*Supplied passage*.
About Cambridge and CISL

For 800 years, the University of Cambridge has fostered leadership, ideas and innovations that have benefited and transformed societies. The University now has a critical role to play to help the world respond to a singular challenge: how to provide for as many as nine billion people by 2050 within a finite envelope of land, water and natural resources, whilst adapting to a warmer, less predictable climate.

Within the University, the Cambridge Institute for Sustainability Leadership (CISL) empowers business and policy leaders to make the necessary adjustments to their organisations, industries and economic systems in light of this challenge. By bringing together multidisciplinary researchers with influential business and policy practitioners across the globe, it fosters an exchange of ideas across traditional boundaries to generate new, solutions-oriented thinking. His Royal Highness the Prince of Wales is the Patron of CISL and plays an active role in its work.

A particular strength of CISL is its ability to engage actors across business, finance and government. With deep policy connections across the EU and internationally, dedicated platforms for the banking, investment and insurance industries, and executive development programmes for senior decision-makers, it is well-placed to support leadership in the real economy.

 

The Ten Tasks

Task 1: Measure the right things, set the right targets

Governments can set bold targets for social and environmental progress, and adopt new measures to track how well the economy is delivering them.

Task 2: Use fiscal policy to correct externalities

Governments can internalise environmental and social costs in economic activities through fiscal policy, benefitting sustainable business models.

Task 3: Drive socially useful innovation

Governments can use every opportunity to create drivers and incentives for innovation aligned with core sustainability goals, and should exemplify and enable sustainable business.

Task 4: Ensure capital acts for the long term

Investors of capital can demand more from their money, using their influence to drive long-term, socially useful value creation in the economy in the interests of their beneficiaries.

*Records supplied*.
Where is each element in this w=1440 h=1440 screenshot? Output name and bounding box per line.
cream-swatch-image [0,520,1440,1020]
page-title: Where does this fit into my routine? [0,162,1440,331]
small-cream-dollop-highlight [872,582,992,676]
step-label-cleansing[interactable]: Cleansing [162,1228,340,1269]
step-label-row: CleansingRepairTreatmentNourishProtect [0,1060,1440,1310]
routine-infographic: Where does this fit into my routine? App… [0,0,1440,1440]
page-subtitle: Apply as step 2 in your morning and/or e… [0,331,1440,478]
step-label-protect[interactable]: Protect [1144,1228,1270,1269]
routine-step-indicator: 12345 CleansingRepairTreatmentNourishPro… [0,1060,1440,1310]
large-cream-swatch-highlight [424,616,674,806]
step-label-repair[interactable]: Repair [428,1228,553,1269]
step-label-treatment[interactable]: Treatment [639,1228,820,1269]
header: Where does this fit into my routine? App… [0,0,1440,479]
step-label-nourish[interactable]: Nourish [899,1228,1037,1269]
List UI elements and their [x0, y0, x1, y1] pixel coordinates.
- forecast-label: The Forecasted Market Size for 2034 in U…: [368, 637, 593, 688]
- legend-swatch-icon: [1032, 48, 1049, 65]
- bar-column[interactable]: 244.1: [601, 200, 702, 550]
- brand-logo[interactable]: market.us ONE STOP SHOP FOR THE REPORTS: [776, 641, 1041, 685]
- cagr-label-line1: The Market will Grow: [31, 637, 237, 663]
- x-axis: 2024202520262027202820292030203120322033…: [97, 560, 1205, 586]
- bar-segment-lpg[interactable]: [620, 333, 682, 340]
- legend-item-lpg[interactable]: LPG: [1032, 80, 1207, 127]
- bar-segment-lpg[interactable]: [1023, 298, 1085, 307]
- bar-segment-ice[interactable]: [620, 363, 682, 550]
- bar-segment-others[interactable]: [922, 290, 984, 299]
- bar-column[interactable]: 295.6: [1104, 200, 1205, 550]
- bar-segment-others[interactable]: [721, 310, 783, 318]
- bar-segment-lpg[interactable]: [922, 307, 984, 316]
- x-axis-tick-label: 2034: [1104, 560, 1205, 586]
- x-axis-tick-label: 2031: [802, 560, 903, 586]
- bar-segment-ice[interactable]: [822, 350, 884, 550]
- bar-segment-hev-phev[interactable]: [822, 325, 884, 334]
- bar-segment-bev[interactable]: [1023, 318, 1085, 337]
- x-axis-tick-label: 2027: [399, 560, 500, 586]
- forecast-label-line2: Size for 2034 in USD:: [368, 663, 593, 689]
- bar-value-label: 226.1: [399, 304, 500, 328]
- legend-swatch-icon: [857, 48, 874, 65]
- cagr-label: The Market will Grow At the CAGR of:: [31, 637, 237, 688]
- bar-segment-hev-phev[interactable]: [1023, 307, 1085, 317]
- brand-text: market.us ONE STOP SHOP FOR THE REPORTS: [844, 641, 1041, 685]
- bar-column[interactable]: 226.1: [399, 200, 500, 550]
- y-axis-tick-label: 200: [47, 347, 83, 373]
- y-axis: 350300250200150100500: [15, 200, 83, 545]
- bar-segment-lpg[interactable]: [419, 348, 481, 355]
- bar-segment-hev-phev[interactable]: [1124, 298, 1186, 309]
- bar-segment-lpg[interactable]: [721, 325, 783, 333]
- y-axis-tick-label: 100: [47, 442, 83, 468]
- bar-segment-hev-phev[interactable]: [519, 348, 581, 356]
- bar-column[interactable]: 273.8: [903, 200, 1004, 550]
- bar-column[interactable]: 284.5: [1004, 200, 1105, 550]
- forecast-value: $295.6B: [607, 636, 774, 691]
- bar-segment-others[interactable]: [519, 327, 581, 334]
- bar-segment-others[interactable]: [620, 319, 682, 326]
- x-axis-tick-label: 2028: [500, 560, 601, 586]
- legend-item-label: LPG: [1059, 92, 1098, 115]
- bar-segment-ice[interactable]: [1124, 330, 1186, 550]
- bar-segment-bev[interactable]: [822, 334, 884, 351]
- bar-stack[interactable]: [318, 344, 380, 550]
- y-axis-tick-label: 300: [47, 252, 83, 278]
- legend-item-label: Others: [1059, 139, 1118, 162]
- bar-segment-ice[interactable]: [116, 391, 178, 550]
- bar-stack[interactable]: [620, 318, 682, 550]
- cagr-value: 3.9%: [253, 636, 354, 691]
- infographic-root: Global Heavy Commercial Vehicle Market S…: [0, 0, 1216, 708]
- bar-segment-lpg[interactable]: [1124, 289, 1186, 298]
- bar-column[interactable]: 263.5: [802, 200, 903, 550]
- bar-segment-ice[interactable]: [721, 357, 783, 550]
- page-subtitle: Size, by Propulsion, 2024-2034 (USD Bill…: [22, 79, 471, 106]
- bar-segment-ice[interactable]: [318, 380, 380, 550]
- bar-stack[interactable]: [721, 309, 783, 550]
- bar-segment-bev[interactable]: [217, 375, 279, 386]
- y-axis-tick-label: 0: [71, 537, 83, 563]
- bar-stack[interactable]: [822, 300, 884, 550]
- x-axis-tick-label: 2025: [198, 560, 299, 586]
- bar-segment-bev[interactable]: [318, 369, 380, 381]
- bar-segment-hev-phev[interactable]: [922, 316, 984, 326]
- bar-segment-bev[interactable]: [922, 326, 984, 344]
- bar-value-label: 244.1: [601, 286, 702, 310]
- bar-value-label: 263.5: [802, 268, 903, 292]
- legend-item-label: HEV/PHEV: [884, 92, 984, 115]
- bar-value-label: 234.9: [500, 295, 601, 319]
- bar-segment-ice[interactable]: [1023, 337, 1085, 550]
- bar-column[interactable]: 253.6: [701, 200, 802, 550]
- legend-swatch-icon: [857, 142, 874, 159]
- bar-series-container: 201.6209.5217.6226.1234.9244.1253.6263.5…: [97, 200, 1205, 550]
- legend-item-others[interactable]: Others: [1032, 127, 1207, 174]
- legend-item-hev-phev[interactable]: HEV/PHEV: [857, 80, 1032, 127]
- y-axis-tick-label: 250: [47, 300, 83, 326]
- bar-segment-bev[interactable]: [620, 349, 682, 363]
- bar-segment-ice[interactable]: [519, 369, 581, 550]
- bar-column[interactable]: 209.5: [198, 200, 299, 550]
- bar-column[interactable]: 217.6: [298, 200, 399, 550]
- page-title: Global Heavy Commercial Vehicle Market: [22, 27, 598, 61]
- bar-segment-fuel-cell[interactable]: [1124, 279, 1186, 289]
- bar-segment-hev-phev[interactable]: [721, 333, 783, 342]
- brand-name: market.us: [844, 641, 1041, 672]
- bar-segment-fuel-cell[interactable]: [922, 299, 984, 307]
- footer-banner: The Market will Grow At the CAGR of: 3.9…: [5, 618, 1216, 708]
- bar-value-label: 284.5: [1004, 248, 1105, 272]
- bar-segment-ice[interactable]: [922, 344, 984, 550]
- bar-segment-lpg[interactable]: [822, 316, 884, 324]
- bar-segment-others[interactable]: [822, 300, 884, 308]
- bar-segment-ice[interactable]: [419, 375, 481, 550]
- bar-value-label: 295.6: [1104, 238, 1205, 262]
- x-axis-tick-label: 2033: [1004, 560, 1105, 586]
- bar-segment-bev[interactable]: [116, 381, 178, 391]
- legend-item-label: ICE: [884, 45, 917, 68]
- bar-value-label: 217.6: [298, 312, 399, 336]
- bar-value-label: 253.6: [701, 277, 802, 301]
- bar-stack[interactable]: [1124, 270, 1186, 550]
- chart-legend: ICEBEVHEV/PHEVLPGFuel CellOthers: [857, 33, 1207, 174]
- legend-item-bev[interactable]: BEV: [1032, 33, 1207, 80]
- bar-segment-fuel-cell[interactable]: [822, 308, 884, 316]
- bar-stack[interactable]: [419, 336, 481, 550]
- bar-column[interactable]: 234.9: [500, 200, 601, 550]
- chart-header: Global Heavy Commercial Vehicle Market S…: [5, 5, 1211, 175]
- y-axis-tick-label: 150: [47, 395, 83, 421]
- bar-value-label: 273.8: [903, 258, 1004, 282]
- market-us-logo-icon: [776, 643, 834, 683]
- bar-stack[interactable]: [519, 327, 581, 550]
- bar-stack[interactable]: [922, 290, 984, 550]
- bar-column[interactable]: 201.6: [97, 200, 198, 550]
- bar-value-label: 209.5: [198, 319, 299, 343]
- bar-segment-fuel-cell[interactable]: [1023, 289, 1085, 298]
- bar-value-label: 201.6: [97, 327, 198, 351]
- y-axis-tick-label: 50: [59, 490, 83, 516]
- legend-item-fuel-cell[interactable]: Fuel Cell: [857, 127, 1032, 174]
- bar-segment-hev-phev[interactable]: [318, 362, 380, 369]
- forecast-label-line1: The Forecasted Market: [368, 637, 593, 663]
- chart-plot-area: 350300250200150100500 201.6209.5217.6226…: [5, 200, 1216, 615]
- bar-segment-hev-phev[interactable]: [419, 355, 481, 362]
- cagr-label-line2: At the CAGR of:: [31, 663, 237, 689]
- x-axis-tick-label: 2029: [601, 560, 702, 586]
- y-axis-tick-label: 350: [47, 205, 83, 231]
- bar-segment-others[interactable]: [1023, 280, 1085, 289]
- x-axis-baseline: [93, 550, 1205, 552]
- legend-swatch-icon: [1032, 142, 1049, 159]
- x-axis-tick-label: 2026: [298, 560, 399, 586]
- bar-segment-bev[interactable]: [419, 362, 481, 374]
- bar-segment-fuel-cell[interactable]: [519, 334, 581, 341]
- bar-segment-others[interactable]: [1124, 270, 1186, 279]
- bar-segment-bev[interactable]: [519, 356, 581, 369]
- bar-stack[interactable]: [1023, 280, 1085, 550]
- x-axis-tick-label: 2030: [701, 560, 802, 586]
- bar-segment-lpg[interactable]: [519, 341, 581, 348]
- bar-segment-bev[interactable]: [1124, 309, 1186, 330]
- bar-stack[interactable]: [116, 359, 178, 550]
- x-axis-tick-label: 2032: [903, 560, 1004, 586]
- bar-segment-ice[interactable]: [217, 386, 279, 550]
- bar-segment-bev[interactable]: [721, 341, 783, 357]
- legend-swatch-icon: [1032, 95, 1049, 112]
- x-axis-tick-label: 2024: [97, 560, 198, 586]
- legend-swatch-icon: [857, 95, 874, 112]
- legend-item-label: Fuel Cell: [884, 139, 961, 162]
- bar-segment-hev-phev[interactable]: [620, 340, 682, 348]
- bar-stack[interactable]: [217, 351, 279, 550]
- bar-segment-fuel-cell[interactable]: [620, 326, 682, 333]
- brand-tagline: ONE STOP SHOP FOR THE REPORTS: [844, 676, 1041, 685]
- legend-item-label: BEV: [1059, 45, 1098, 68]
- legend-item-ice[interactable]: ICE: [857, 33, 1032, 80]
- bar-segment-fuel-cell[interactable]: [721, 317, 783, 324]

*Aim*.
Transcribe the part of the text about Cambridge and CISL that begins at the words "The Ten Tasks" and stops after "enable sustainable business.". Rely solely on the text about Cambridge and CISL, not on the items.

*Answer to the problem*.
The Ten Tasks

Task 1: Measure the right things, set the right targets

Governments can set bold targets for social and environmental progress, and adopt new measures to track how well the economy is delivering them.

Task 2: Use fiscal policy to correct externalities

Governments can internalise environmental and social costs in economic activities through fiscal policy, benefitting sustainable business models.

Task 3: Drive socially useful innovation

Governments can use every opportunity to create drivers and incentives for innovation aligned with core sustainability goals, and should exemplify and enable sustainable business.